Material for this task —
--
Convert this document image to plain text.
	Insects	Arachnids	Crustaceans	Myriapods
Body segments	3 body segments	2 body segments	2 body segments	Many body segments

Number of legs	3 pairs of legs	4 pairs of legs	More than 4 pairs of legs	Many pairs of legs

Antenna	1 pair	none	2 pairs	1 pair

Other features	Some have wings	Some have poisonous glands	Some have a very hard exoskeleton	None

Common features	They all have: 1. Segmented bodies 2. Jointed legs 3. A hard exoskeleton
--
Exercise goal —
Print back all the lines verbatim.

Result for this task —
Convert this document image to plain text.
	Insects	Arachnids	Crustaceans	Myriapods
Body segments	3 body segments	2 body segments	2 body segments	Many body segments

Number of legs	3 pairs of legs	4 pairs of legs	More than 4 pairs of legs	Many pairs of legs

Antenna	1 pair	none	2 pairs	1 pair

Other features	Some have wings	Some have poisonous glands	Some have a very hard exoskeleton	None

Common features	They all have: 1. Segmented bodies 2. Jointed legs 3. A hard exoskeleton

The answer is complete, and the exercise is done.